[Exercise passage — start]
The costs of protecting human health and the environment through the use of pollution control devices and other approaches are, by their very nature, measured in dollars. Thus, at least in theory, the cost side of cost-benefit analysis is relatively straightforward. In practice, as we shall see, it is not quite that simple.

The consideration of the costs of environmental protection is not unique to cost-benefit analysis. Development of environmental regulations has almost always involved consideration of economic costs, with or without formal cost-benefit techniques. What is unique to cost-benefit analysis, and far more problematic, is the other side of the balance, the monetary valuation of the benefits of life, health, and nature itself.

B. Monetizing Benefits

Since there are no natural prices for a healthy environment, cost-benefit analysis requires the creation of artificial ones. This is the hardest part of the process. Economists create artificial prices for health and environmental benefits by studying what people would be willing to pay for them. One popular method, called "contingent valuation," is essentially a form of opinion poll. Researchers ask a cross section of the affected population how much they would be willing to pay to preserve or protect something that can't be bought in a store. (17)
[Exercise passage — finish]
[Given data — start]
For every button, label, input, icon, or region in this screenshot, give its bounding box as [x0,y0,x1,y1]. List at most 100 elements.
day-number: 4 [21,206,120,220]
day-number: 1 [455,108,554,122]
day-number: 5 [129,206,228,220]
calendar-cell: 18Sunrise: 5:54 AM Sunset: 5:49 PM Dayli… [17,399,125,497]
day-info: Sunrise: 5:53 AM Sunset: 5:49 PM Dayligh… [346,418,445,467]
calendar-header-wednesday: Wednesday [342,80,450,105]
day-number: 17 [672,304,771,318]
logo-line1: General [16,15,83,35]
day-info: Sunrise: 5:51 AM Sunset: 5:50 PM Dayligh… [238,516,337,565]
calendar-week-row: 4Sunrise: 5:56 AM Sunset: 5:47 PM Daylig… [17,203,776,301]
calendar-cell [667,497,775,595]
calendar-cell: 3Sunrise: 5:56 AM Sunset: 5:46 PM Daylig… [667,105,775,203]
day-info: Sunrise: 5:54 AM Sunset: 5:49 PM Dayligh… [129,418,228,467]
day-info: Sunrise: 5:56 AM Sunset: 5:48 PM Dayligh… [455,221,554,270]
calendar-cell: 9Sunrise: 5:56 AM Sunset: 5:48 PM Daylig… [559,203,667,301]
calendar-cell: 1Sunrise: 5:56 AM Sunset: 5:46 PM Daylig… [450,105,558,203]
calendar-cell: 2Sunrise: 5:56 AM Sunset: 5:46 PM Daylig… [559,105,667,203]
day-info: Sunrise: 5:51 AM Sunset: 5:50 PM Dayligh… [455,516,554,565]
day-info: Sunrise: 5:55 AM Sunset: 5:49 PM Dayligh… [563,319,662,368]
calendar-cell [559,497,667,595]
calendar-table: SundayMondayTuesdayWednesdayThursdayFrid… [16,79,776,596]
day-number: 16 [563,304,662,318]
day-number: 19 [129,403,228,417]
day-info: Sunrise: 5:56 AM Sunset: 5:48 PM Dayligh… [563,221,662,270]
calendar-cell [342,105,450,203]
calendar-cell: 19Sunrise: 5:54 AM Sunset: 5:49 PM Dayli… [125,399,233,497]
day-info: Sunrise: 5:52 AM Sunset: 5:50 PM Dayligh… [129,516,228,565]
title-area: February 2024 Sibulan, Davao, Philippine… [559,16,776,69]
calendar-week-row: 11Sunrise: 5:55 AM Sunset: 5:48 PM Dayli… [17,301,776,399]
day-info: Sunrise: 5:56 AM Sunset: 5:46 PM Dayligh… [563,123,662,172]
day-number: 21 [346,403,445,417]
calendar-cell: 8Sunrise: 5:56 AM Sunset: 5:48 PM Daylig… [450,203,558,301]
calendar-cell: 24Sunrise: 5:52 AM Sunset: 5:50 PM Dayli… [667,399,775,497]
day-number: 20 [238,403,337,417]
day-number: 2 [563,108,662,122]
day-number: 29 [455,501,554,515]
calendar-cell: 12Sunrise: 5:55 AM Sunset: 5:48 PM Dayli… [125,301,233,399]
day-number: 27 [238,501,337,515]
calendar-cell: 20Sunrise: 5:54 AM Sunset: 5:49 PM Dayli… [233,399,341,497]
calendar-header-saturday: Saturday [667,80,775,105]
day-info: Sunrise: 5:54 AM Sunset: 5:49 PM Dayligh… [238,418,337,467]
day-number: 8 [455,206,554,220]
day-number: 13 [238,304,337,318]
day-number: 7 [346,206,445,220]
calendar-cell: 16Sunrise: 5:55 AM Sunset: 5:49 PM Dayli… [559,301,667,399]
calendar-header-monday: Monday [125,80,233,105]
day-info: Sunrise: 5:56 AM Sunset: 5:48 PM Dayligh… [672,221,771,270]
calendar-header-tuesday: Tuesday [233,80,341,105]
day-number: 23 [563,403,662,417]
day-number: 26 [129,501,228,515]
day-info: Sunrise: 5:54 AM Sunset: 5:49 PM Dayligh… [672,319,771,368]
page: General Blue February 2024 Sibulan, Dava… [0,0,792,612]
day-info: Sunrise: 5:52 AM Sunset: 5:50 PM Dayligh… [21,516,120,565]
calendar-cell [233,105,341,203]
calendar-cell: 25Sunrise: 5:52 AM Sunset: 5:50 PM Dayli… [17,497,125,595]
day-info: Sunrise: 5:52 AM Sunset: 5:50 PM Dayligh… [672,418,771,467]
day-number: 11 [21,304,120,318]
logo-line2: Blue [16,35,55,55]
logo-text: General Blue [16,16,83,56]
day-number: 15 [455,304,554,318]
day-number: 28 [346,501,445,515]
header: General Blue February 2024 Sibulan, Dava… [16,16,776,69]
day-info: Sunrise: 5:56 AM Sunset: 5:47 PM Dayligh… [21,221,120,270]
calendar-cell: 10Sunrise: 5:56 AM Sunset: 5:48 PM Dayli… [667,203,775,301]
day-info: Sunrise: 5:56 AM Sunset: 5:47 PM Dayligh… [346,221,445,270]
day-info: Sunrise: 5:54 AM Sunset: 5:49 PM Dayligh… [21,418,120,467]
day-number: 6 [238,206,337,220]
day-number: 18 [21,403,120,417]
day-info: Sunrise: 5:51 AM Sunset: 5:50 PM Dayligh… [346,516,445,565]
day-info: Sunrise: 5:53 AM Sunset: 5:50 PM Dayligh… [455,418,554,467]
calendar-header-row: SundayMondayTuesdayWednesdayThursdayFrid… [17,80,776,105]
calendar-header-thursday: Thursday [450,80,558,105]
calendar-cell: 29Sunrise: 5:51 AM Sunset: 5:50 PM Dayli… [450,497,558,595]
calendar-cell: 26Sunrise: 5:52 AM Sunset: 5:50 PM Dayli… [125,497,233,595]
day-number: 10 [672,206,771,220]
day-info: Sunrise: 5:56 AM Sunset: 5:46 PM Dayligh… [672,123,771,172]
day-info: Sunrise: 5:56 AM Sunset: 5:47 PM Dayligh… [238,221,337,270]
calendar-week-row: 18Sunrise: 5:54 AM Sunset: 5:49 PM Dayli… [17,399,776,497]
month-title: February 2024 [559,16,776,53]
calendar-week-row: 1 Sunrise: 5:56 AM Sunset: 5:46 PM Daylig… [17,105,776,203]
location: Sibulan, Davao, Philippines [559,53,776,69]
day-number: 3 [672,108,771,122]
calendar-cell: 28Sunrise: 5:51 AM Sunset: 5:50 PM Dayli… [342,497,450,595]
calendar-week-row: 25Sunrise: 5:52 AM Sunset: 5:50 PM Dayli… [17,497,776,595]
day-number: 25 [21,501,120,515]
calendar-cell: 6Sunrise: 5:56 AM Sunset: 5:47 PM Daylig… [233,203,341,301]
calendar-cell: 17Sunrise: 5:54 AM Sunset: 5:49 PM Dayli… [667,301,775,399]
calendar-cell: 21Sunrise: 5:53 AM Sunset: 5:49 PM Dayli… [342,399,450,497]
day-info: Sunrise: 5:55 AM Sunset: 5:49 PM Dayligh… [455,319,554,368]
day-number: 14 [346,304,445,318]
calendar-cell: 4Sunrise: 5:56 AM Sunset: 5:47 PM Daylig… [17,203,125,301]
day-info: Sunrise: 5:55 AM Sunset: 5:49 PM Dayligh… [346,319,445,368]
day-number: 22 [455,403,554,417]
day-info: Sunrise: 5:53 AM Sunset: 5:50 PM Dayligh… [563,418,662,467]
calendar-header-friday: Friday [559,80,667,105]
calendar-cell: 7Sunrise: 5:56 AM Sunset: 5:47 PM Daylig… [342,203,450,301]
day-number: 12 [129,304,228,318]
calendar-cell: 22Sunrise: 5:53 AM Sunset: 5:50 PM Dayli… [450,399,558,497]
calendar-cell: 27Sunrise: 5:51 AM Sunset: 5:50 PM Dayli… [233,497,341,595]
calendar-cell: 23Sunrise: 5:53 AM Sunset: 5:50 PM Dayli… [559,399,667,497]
[Given data — finish]
◆ **Problem requirements**: Pick up the text on cost-benefit analysis after its final sentence and carry it forward. This material stands apart from the text on cost-benefit analysis.

◆ **Result of this exercise**:
Many surveys of this sort have been done, producing prices for things that appear to be priceless. For example, the average American household is supposedly willing to pay $257 to prevent the extinction of bald eagles, $208 to protect humpback whales, and $80 to protect gray wolves. (18) These numbers are quite large: since there are about 100 million households in the country, (19) the nation's total willingness to pay for the preservation of bald eagles alone is ostensibly more than $25 billion.

An alternative method of attaching prices to unpriced things infers what people are willing to pay from observation of their behavior in other markets. To assign a dollar value to risks to human life, for example, economists usually calculate the extra wage--or "wage premium"--that is paid to workers who accept riskier jobs. Suppose that two jobs are comparable, except that one is more dangerous and better paid. If workers understand the risk and voluntarily accept the more dangerous job, then they are implicitly setting a price on risk by accepting the increased risk of death in exchange for increased wages.

What does this indirect inference about wages say about the value of a life? A common estimate in recent cost-benefit analyses is that avoiding a risk that would lead, on average, to one death is worth roughly $6.3 million. (20) This number, in particular, is of great importance in cost-benefit analyses because avoided deaths are the most thoroughly studied benefits of environmental regulations.

C. Discounting the Future

One...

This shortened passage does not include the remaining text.